Objective:
From the listing below, count the lines where the string "February" occurs. Give the number, with no other words.

--- start ---

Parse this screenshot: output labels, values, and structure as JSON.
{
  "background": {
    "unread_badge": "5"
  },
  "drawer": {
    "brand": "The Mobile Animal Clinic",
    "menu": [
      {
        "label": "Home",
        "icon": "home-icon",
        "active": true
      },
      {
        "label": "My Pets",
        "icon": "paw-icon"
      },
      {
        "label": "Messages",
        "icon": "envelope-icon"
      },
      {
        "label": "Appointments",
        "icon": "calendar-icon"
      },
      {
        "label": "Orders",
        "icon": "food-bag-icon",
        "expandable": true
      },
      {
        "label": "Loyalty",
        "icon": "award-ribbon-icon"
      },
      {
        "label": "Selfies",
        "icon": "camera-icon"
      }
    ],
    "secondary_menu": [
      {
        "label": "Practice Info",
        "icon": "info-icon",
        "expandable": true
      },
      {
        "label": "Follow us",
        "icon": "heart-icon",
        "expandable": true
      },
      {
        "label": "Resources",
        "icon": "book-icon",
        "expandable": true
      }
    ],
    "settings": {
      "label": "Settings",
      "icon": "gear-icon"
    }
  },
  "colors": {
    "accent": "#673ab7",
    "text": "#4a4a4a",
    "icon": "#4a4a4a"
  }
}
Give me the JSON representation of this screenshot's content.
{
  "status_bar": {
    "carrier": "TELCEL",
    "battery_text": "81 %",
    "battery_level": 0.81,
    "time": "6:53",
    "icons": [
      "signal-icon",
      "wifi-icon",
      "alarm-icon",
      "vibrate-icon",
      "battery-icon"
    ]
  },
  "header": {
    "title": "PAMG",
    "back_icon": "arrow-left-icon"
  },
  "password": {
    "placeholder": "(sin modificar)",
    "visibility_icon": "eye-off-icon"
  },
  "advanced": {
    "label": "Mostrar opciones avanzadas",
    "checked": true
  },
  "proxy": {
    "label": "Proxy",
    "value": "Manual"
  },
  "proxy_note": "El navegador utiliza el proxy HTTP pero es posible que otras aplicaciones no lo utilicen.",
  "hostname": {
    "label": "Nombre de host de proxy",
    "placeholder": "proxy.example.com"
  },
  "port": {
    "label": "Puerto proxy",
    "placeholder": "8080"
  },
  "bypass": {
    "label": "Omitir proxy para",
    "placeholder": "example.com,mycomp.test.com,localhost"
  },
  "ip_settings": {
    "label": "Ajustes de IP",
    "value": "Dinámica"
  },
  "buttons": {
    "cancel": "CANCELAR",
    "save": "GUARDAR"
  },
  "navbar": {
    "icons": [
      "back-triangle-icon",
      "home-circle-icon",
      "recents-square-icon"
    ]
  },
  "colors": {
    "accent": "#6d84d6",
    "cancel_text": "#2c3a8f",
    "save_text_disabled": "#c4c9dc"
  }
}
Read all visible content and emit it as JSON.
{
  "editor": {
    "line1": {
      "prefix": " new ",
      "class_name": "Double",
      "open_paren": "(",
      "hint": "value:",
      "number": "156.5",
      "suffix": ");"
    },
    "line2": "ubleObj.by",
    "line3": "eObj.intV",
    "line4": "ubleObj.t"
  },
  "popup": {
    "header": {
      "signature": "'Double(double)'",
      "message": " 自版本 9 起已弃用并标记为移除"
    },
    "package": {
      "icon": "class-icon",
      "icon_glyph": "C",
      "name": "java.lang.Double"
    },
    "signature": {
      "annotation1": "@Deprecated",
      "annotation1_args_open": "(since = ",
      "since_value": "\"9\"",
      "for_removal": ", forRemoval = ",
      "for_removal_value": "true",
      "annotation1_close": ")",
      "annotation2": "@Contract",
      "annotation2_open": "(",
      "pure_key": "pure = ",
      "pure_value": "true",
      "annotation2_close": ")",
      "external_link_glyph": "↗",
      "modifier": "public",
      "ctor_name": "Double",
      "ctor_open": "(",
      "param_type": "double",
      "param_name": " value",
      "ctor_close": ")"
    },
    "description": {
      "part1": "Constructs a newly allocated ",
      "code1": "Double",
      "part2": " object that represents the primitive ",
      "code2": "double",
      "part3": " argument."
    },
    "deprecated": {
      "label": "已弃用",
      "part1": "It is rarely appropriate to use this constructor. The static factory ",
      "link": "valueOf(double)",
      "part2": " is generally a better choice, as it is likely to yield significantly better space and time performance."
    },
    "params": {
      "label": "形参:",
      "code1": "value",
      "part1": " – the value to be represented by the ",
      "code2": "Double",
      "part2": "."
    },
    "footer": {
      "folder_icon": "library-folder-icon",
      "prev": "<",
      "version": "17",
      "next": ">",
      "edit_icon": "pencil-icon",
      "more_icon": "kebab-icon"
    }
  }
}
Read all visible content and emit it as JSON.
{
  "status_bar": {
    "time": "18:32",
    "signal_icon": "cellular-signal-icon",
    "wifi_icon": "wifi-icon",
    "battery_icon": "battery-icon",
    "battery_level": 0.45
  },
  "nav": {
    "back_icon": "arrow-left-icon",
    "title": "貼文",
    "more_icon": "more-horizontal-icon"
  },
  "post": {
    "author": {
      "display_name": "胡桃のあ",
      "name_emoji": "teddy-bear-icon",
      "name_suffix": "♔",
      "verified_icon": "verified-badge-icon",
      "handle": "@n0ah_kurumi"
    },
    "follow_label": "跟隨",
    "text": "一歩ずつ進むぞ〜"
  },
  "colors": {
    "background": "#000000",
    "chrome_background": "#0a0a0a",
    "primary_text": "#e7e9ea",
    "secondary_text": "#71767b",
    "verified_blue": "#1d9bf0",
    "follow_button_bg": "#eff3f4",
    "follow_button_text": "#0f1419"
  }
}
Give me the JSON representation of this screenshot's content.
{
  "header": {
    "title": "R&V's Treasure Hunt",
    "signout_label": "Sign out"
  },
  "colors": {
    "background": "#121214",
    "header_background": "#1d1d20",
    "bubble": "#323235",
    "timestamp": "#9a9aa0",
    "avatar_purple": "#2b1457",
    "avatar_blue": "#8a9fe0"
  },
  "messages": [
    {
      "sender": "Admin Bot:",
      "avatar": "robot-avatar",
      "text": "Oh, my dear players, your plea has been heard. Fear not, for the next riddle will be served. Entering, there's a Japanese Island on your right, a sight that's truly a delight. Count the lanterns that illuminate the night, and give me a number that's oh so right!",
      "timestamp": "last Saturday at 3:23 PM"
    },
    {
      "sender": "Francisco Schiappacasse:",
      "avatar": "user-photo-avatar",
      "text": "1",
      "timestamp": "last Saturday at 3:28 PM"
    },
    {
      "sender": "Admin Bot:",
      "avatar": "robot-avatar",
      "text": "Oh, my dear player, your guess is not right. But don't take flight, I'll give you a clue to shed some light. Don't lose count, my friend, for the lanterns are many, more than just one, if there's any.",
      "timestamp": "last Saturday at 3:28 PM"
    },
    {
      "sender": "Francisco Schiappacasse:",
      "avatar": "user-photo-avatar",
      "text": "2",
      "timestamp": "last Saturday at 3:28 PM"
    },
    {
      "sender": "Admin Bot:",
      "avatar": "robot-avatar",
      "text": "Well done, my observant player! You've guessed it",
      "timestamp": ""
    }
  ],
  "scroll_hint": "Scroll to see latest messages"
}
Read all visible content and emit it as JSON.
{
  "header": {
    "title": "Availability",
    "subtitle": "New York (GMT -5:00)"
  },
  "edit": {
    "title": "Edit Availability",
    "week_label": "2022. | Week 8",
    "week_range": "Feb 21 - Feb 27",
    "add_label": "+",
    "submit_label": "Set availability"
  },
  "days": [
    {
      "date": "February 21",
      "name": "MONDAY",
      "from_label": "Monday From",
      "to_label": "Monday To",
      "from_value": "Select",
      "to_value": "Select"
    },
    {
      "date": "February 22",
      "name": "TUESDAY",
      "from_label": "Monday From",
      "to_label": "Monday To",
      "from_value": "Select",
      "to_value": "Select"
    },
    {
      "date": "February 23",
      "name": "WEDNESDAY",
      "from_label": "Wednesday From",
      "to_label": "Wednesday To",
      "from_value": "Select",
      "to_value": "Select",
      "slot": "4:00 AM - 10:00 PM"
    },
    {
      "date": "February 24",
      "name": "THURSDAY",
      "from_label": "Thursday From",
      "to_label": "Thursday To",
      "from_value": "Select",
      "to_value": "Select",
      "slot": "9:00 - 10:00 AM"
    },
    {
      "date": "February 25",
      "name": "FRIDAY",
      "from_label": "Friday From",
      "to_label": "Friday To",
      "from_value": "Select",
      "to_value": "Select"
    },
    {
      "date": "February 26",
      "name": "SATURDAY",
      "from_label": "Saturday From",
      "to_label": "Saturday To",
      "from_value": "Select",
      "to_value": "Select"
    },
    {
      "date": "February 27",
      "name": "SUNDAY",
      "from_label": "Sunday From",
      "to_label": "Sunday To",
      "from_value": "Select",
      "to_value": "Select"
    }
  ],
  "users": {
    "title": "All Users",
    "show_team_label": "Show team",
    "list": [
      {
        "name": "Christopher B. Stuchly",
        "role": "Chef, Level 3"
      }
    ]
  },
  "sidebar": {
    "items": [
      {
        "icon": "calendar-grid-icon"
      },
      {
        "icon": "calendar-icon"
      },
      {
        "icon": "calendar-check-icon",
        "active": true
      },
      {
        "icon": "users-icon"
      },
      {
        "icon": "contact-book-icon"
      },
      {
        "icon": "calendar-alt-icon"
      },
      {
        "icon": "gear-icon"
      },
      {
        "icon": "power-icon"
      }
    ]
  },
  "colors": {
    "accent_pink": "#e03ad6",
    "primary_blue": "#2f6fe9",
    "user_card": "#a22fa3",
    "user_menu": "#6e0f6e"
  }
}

--- end ---

Solution to the problem:
7